▶ _Data_:
···

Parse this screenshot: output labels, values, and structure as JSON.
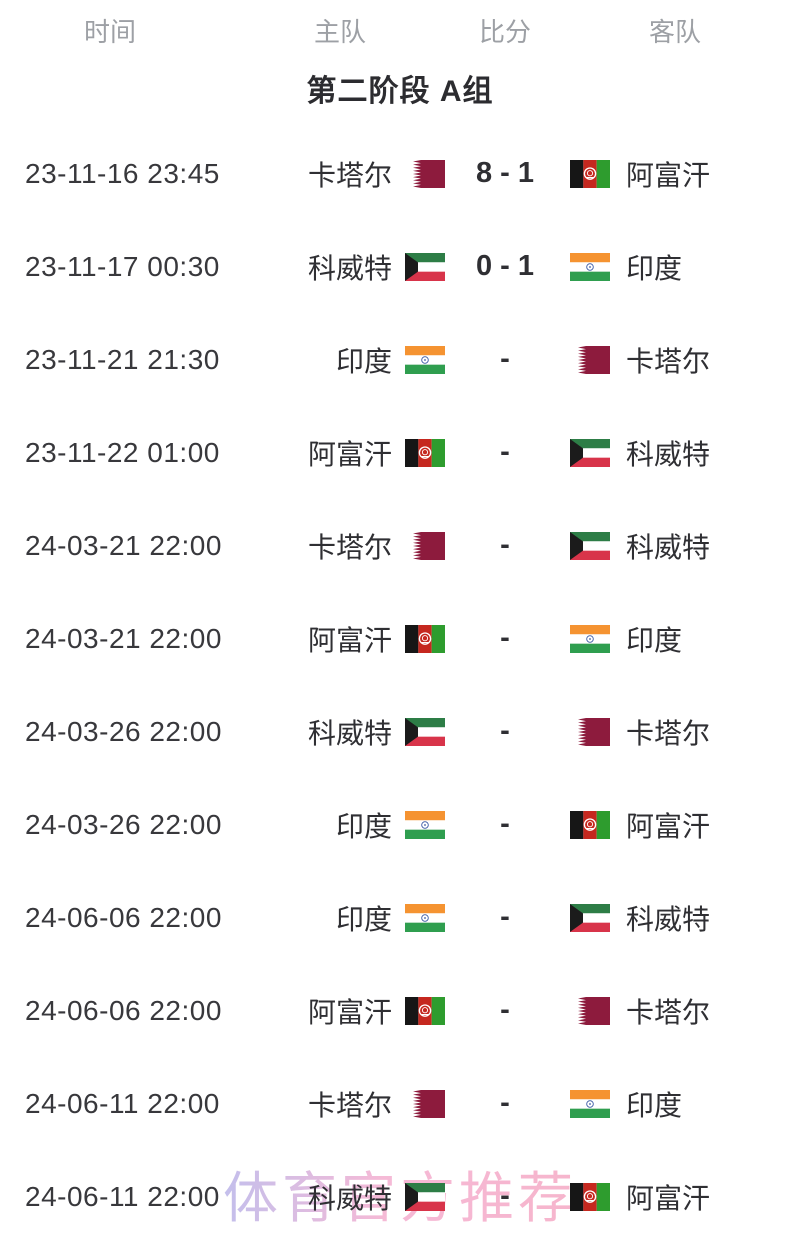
{
  "header": {
    "time": "时间",
    "home": "主队",
    "score": "比分",
    "away": "客队"
  },
  "group_title": "第二阶段 A组",
  "watermark": "体育官方推荐",
  "colors": {
    "header_text": "#9da0a5",
    "body_text": "#2f2f33",
    "watermark_gradient": [
      "#b5b0e8",
      "#f3a9cd",
      "#f5a3c0"
    ],
    "flags": {
      "qatar": {
        "maroon": "#8d1b3d",
        "white": "#ffffff"
      },
      "kuwait": {
        "green": "#2d7d46",
        "white": "#ffffff",
        "red": "#d8344a",
        "black": "#1b1b1b"
      },
      "afghanistan": {
        "black": "#161616",
        "red": "#c5281f",
        "green": "#2e9c2e",
        "emblem": "#ffffff"
      },
      "india": {
        "saffron": "#f59331",
        "white": "#ffffff",
        "green": "#2f9e4f",
        "navy": "#3b5aa5"
      }
    }
  },
  "matches": [
    {
      "time": "23-11-16 23:45",
      "home": {
        "name": "卡塔尔",
        "flag": "qatar-flag"
      },
      "score": "8 - 1",
      "away": {
        "name": "阿富汗",
        "flag": "afghanistan-flag"
      }
    },
    {
      "time": "23-11-17 00:30",
      "home": {
        "name": "科威特",
        "flag": "kuwait-flag"
      },
      "score": "0 - 1",
      "away": {
        "name": "印度",
        "flag": "india-flag"
      }
    },
    {
      "time": "23-11-21 21:30",
      "home": {
        "name": "印度",
        "flag": "india-flag"
      },
      "score": "-",
      "away": {
        "name": "卡塔尔",
        "flag": "qatar-flag"
      }
    },
    {
      "time": "23-11-22 01:00",
      "home": {
        "name": "阿富汗",
        "flag": "afghanistan-flag"
      },
      "score": "-",
      "away": {
        "name": "科威特",
        "flag": "kuwait-flag"
      }
    },
    {
      "time": "24-03-21 22:00",
      "home": {
        "name": "卡塔尔",
        "flag": "qatar-flag"
      },
      "score": "-",
      "away": {
        "name": "科威特",
        "flag": "kuwait-flag"
      }
    },
    {
      "time": "24-03-21 22:00",
      "home": {
        "name": "阿富汗",
        "flag": "afghanistan-flag"
      },
      "score": "-",
      "away": {
        "name": "印度",
        "flag": "india-flag"
      }
    },
    {
      "time": "24-03-26 22:00",
      "home": {
        "name": "科威特",
        "flag": "kuwait-flag"
      },
      "score": "-",
      "away": {
        "name": "卡塔尔",
        "flag": "qatar-flag"
      }
    },
    {
      "time": "24-03-26 22:00",
      "home": {
        "name": "印度",
        "flag": "india-flag"
      },
      "score": "-",
      "away": {
        "name": "阿富汗",
        "flag": "afghanistan-flag"
      }
    },
    {
      "time": "24-06-06 22:00",
      "home": {
        "name": "印度",
        "flag": "india-flag"
      },
      "score": "-",
      "away": {
        "name": "科威特",
        "flag": "kuwait-flag"
      }
    },
    {
      "time": "24-06-06 22:00",
      "home": {
        "name": "阿富汗",
        "flag": "afghanistan-flag"
      },
      "score": "-",
      "away": {
        "name": "卡塔尔",
        "flag": "qatar-flag"
      }
    },
    {
      "time": "24-06-11 22:00",
      "home": {
        "name": "卡塔尔",
        "flag": "qatar-flag"
      },
      "score": "-",
      "away": {
        "name": "印度",
        "flag": "india-flag"
      }
    },
    {
      "time": "24-06-11 22:00",
      "home": {
        "name": "科威特",
        "flag": "kuwait-flag"
      },
      "score": "-",
      "away": {
        "name": "阿富汗",
        "flag": "afghanistan-flag"
      }
    }
  ]
}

···

▶ _Exercise task_: Extract every line above containing the word "ffffff".

▶ _Response to this task_:
        "white": "#ffffff"
        "white": "#ffffff",
        "emblem": "#ffffff"
        "white": "#ffffff",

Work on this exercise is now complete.